REM The table was created using an aggregation by state and
REM county but below, the "agg" function is able to calculate
REM the approximate percentile when aggregating by state alone.
REM First, here is the exact result from the base table...
select state,median(volume)
from approxt
group by state;
REM This is the approximate result generated using the intermediate <i>agg</i> table.
select state, to_approx_percentile(approx_percentile_agg(detail),0.5)
from agg
group by state;
REM This is the foundation for materialized view rewrite functionality (coming up next).
The approximate query functions can be used with materialized views for transparent query re-write.
REM Clean up...
declare
ORA_12003 exception; pragma Exception_Init(ORA_12003, -12003);
begin
execute immediate 'drop materialized view count_d_mview';
exception when ORA_12003 then null;
end;
/
REM Create a materialized view (MV) for APPROX PERCENTILE
create materialized view pctl_mview enable query rewrite as
select state, county, approx_percentile_detail(volume) detail
from approxt
group by state, county;
REM Gather stats...
exec dbms_stats.gather_table_stats(ownname=>null,tabname=>'pctl_mview');
REM The following query re-writes to the materialized view, aggregating by state.
REM Note how Approx Median can use the Approx Percentile that was defined in the MV.
select state, approx_median(volume)

————

**The task:**
Update the approximate percentile script from "REM First, here" to "intermediate <i>agg</i> table.", replacing "base table" with "source table". The material comes from a separate source.

————

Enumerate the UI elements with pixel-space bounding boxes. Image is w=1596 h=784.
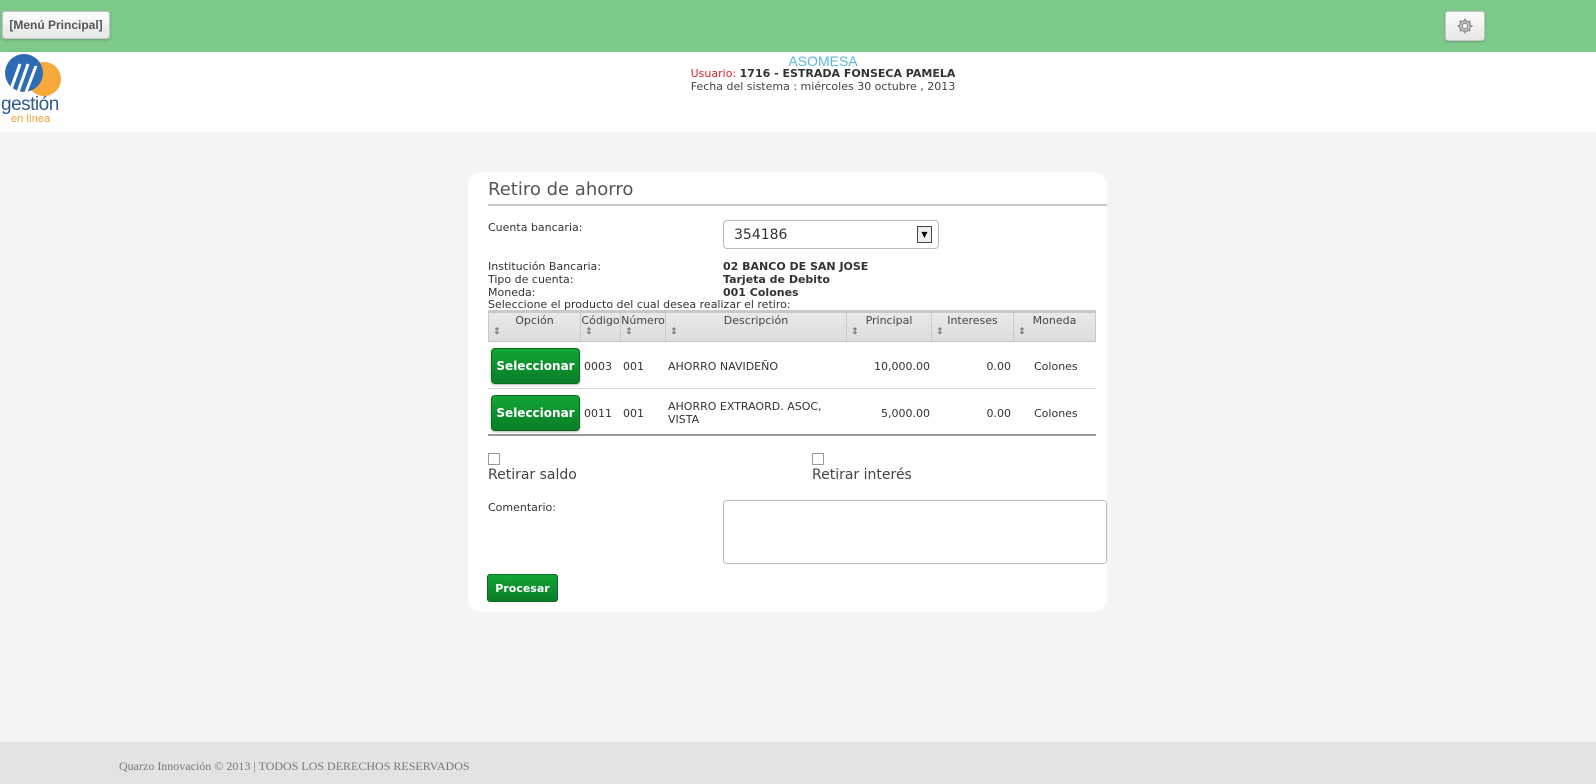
column-header-principal[interactable]: Principal ⇕ [847, 313, 932, 342]
page-title: Retiro de ahorro [488, 179, 634, 200]
cell-description: AHORRO EXTRAORD. ASOC, VISTA [668, 400, 822, 426]
top-bar: [Menú Principal] [0, 0, 1596, 52]
cell-interest: 0.00 [986, 360, 1012, 373]
sort-icon[interactable]: ⇕ [936, 327, 944, 337]
withdraw-balance-checkbox[interactable] [488, 453, 500, 465]
cell-principal: 5,000.00 [881, 407, 930, 420]
table-row: Seleccionar 0011 001 AHORRO EXTRAORD. AS… [488, 389, 1096, 436]
cell-code: 0003 [584, 360, 612, 373]
column-header-code[interactable]: Código ⇕ [581, 313, 621, 342]
sort-icon[interactable]: ⇕ [585, 327, 593, 337]
gear-icon [1457, 18, 1473, 34]
column-header-interest[interactable]: Intereses ⇕ [932, 313, 1014, 342]
settings-button[interactable] [1445, 11, 1485, 41]
institution-label: Institución Bancaria: [488, 260, 601, 273]
column-header-option[interactable]: Opción ⇕ [489, 313, 581, 342]
cell-currency: Colones [1034, 407, 1078, 420]
sort-icon[interactable]: ⇕ [493, 327, 501, 337]
select-product-button[interactable]: Seleccionar [491, 395, 580, 431]
page-header: gestión en línea ASOMESA Usuario: 1716 -… [0, 52, 1596, 132]
account-select[interactable]: 354186 ▼ [723, 220, 939, 249]
page-footer: Quarzo Innovación © 2013 | TODOS LOS DER… [0, 742, 1596, 784]
products-table: Opción ⇕ Código ⇕ Número ⇕ Descripción ⇕… [488, 310, 1096, 436]
table-header: Opción ⇕ Código ⇕ Número ⇕ Descripción ⇕… [488, 310, 1096, 342]
select-product-button[interactable]: Seleccionar [491, 348, 580, 384]
user-info: Usuario: 1716 - ESTRADA FONSECA PAMELA [0, 67, 1596, 80]
sort-icon[interactable]: ⇕ [670, 327, 678, 337]
withdraw-interest-checkbox[interactable] [812, 453, 824, 465]
column-header-number[interactable]: Número ⇕ [621, 313, 666, 342]
cell-number: 001 [623, 360, 644, 373]
cell-interest: 0.00 [986, 407, 1012, 420]
account-select-value: 354186 [734, 227, 788, 243]
account-label: Cuenta bancaria: [488, 221, 583, 234]
user-value: 1716 - ESTRADA FONSECA PAMELA [739, 67, 956, 80]
sort-icon[interactable]: ⇕ [625, 327, 633, 337]
cell-principal: 10,000.00 [874, 360, 930, 373]
system-date: Fecha del sistema : miércoles 30 octubre… [690, 80, 956, 93]
withdraw-balance-label: Retirar saldo [488, 467, 577, 483]
cell-currency: Colones [1034, 360, 1078, 373]
column-header-currency[interactable]: Moneda ⇕ [1014, 313, 1095, 342]
sort-icon[interactable]: ⇕ [1018, 327, 1026, 337]
process-button[interactable]: Procesar [487, 574, 558, 602]
sort-icon[interactable]: ⇕ [851, 327, 859, 337]
title-divider [488, 204, 1107, 206]
footer-text: Quarzo Innovación © 2013 | TODOS LOS DER… [119, 759, 470, 773]
institution-value: 02 BANCO DE SAN JOSE [723, 260, 869, 273]
column-header-description[interactable]: Descripción ⇕ [666, 313, 847, 342]
user-label: Usuario: [690, 67, 737, 80]
cell-code: 0011 [584, 407, 612, 420]
account-type-value: Tarjeta de Debito [723, 273, 830, 286]
logo-subtext: en línea [11, 113, 51, 125]
withdraw-interest-label: Retirar interés [812, 467, 912, 483]
cell-number: 001 [623, 407, 644, 420]
chevron-down-icon[interactable]: ▼ [917, 226, 932, 243]
account-type-label: Tipo de cuenta: [488, 273, 574, 286]
withdrawal-form-card: Retiro de ahorro Cuenta bancaria: 354186… [468, 172, 1107, 612]
cell-description: AHORRO NAVIDEÑO [668, 360, 779, 373]
main-menu-button[interactable]: [Menú Principal] [2, 11, 110, 39]
comment-label: Comentario: [488, 501, 556, 514]
comment-textarea[interactable] [723, 500, 1107, 564]
table-row: Seleccionar 0003 001 AHORRO NAVIDEÑO 10,… [488, 342, 1096, 389]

————

**Response:**
REM First, here is the exact result from the source table...
select state,median(volume)
from approxt
group by state;
REM This is the approximate result generated using the intermediate <i>agg</i> table.